● **Set exercise**
Write the material out again exactly as it stands.

··· Data ···

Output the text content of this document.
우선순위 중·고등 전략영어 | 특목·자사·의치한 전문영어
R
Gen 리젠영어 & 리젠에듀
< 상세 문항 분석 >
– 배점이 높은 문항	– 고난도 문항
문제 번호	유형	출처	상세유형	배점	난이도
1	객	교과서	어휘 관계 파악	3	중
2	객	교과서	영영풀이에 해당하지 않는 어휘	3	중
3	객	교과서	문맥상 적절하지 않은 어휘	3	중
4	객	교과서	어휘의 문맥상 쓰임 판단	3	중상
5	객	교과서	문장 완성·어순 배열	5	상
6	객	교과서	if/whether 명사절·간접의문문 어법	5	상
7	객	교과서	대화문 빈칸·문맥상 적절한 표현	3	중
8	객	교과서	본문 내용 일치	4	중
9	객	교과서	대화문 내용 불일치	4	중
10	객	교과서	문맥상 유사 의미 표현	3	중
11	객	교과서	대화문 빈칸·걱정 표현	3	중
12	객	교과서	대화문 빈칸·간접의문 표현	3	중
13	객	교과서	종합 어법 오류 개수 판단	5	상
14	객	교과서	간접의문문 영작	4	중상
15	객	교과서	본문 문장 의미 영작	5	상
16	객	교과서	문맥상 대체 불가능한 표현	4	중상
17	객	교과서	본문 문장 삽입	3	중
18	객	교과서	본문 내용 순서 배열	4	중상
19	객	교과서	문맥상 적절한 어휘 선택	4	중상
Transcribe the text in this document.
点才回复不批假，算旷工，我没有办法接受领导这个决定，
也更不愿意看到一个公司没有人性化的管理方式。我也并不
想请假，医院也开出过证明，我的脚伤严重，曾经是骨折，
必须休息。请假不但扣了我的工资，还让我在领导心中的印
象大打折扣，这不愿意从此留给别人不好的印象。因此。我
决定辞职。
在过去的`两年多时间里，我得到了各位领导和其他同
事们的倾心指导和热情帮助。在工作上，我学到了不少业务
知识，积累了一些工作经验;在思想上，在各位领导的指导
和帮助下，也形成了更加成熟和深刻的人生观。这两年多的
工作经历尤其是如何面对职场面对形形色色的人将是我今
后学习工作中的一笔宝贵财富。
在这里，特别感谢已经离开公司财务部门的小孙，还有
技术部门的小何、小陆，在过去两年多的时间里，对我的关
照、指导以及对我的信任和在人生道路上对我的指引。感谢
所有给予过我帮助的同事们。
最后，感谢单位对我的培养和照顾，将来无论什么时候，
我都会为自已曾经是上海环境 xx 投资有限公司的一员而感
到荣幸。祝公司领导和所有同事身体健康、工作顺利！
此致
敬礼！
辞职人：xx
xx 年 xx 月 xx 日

···

● **Result**
Output the text content of this document.
우선순위 중·고등 전략영어 | 특목·자사·의치한 전문영어
R
Gen 리젠영어 & 리젠에듀
< 상세 문항 분석 >
– 배점이 높은 문항	– 고난도 문항
문제 번호	유형	출처	상세유형	배점	난이도
1	객	교과서	어휘 관계 파악	3	중
2	객	교과서	영영풀이에 해당하지 않는 어휘	3	중
3	객	교과서	문맥상 적절하지 않은 어휘	3	중
4	객	교과서	어휘의 문맥상 쓰임 판단	3	중상
5	객	교과서	문장 완성·어순 배열	5	상
6	객	교과서	if/whether 명사절·간접의문문 어법	5	상
7	객	교과서	대화문 빈칸·문맥상 적절한 표현	3	중
8	객	교과서	본문 내용 일치	4	중
9	객	교과서	대화문 내용 불일치	4	중
10	객	교과서	문맥상 유사 의미 표현	3	중
11	객	교과서	대화문 빈칸·걱정 표현	3	중
12	객	교과서	대화문 빈칸·간접의문 표현	3	중
13	객	교과서	종합 어법 오류 개수 판단	5	상
14	객	교과서	간접의문문 영작	4	중상
15	객	교과서	본문 문장 의미 영작	5	상
16	객	교과서	문맥상 대체 불가능한 표현	4	중상
17	객	교과서	본문 문장 삽입	3	중
18	객	교과서	본문 내용 순서 배열	4	중상
19	객	교과서	문맥상 적절한 어휘 선택	4	중상
Transcribe the text in this document.
点才回复不批假，算旷工，我没有办法接受领导这个决定，
也更不愿意看到一个公司没有人性化的管理方式。我也并不
想请假，医院也开出过证明，我的脚伤严重，曾经是骨折，
必须休息。请假不但扣了我的工资，还让我在领导心中的印
象大打折扣，这不愿意从此留给别人不好的印象。因此。我
决定辞职。
在过去的`两年多时间里，我得到了各位领导和其他同
事们的倾心指导和热情帮助。在工作上，我学到了不少业务
知识，积累了一些工作经验;在思想上，在各位领导的指导
和帮助下，也形成了更加成熟和深刻的人生观。这两年多的
工作经历尤其是如何面对职场面对形形色色的人将是我今
后学习工作中的一笔宝贵财富。
在这里，特别感谢已经离开公司财务部门的小孙，还有
技术部门的小何、小陆，在过去两年多的时间里，对我的关
照、指导以及对我的信任和在人生道路上对我的指引。感谢
所有给予过我帮助的同事们。
最后，感谢单位对我的培养和照顾，将来无论什么时候，
我都会为自已曾经是上海环境 xx 投资有限公司的一员而感
到荣幸。祝公司领导和所有同事身体健康、工作顺利！
此致
敬礼！
辞职人：xx
xx 年 xx 月 xx 日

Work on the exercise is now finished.